- Set task: Please reproduce every line of the records below without changes, leaving the pictures out of your answer.

## START Extracted material

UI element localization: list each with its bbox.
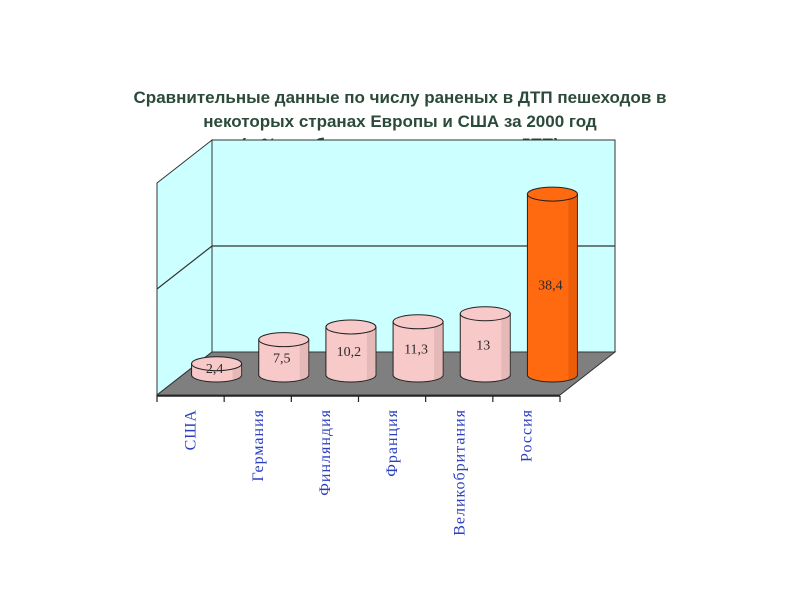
bar-shade — [299, 339, 309, 380]
data-label: 13 — [476, 338, 490, 353]
data-label: 38,4 — [538, 279, 563, 294]
bar-top — [526, 186, 578, 202]
bar-body — [459, 313, 511, 383]
bar-2: 7,5 — [258, 332, 310, 383]
bar-shade — [501, 313, 511, 380]
data-label: 2,4 — [206, 362, 224, 377]
data-label: 7,5 — [273, 351, 291, 366]
title-line-1: Сравнительные данные по числу раненых в … — [133, 88, 667, 107]
bar-body — [258, 339, 310, 383]
x-axis: США Германия Финляндия Франция Великобритани… — [156, 395, 561, 536]
category-label: Великобритания — [451, 409, 468, 536]
category-label: Россия — [518, 409, 535, 462]
chart-title: Сравнительные данные по числу раненых в … — [60, 86, 740, 142]
bar-body — [526, 193, 578, 383]
bar-6: 38,4 — [526, 186, 578, 383]
bar-1: 2,4 — [191, 356, 243, 383]
bar-5: 13 — [459, 306, 511, 383]
bar-shade — [568, 194, 578, 380]
title-line-3: (в % от общего числа раненых в ДТП) — [60, 134, 740, 142]
bar-top — [191, 356, 243, 372]
bar-top — [258, 332, 310, 348]
bar-top — [392, 314, 444, 330]
bar-shade — [366, 326, 376, 380]
bar-4: 11,3 — [392, 314, 444, 383]
data-label: 10,2 — [337, 345, 362, 360]
title-line-2: некоторых странах Европы и США за 2000 г… — [203, 112, 597, 131]
bar-3: 10,2 — [325, 319, 377, 383]
category-label: Финляндия — [317, 409, 334, 496]
category-label: Германия — [250, 409, 267, 482]
category-label: США — [183, 409, 200, 450]
gridline — [156, 245, 615, 290]
category-label: Франция — [384, 409, 401, 477]
bar-top — [325, 319, 377, 335]
data-label: 11,3 — [404, 342, 428, 357]
bar-shade — [434, 321, 444, 380]
chart-bars: 2,4 7,5 10,2 11,3 13 38,4 — [191, 186, 578, 383]
bar-top — [459, 306, 511, 322]
bar-body — [325, 326, 377, 383]
bar-body — [392, 321, 444, 383]
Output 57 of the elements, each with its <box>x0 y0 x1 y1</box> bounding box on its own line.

## END Extracted material

- Solution:
UI element localization: list each with its bbox.
bar-shade — [299, 339, 309, 380]
data-label: 13 — [476, 338, 490, 353]
data-label: 38,4 — [538, 279, 563, 294]
bar-top — [526, 186, 578, 202]
bar-body — [459, 313, 511, 383]
bar-2: 7,5 — [258, 332, 310, 383]
bar-shade — [501, 313, 511, 380]
data-label: 2,4 — [206, 362, 224, 377]
data-label: 7,5 — [273, 351, 291, 366]
title-line-1: Сравнительные данные по числу раненых в … — [133, 88, 667, 107]
bar-body — [258, 339, 310, 383]
x-axis: США Германия Финляндия Франция Великобритани… — [156, 395, 561, 536]
category-label: Великобритания — [451, 409, 468, 536]
category-label: Россия — [518, 409, 535, 462]
chart-title: Сравнительные данные по числу раненых в … — [60, 86, 740, 142]
bar-body — [526, 193, 578, 383]
bar-6: 38,4 — [526, 186, 578, 383]
bar-1: 2,4 — [191, 356, 243, 383]
bar-5: 13 — [459, 306, 511, 383]
bar-shade — [568, 194, 578, 380]
title-line-3: (в % от общего числа раненых в ДТП) — [60, 134, 740, 142]
bar-top — [191, 356, 243, 372]
bar-top — [258, 332, 310, 348]
bar-top — [392, 314, 444, 330]
bar-shade — [366, 326, 376, 380]
bar-4: 11,3 — [392, 314, 444, 383]
data-label: 10,2 — [337, 345, 362, 360]
title-line-2: некоторых странах Европы и США за 2000 г… — [203, 112, 597, 131]
bar-3: 10,2 — [325, 319, 377, 383]
category-label: Финляндия — [317, 409, 334, 496]
category-label: Германия — [250, 409, 267, 482]
category-label: США — [183, 409, 200, 450]
gridline — [156, 245, 615, 290]
category-label: Франция — [384, 409, 401, 477]
bar-top — [325, 319, 377, 335]
data-label: 11,3 — [404, 342, 428, 357]
bar-shade — [434, 321, 444, 380]
chart-bars: 2,4 7,5 10,2 11,3 13 38,4 — [191, 186, 578, 383]
bar-top — [459, 306, 511, 322]
bar-body — [325, 326, 377, 383]
bar-body — [392, 321, 444, 383]
Output 57 of the elements, each with its <box>x0 y0 x1 y1</box> bounding box on its own line.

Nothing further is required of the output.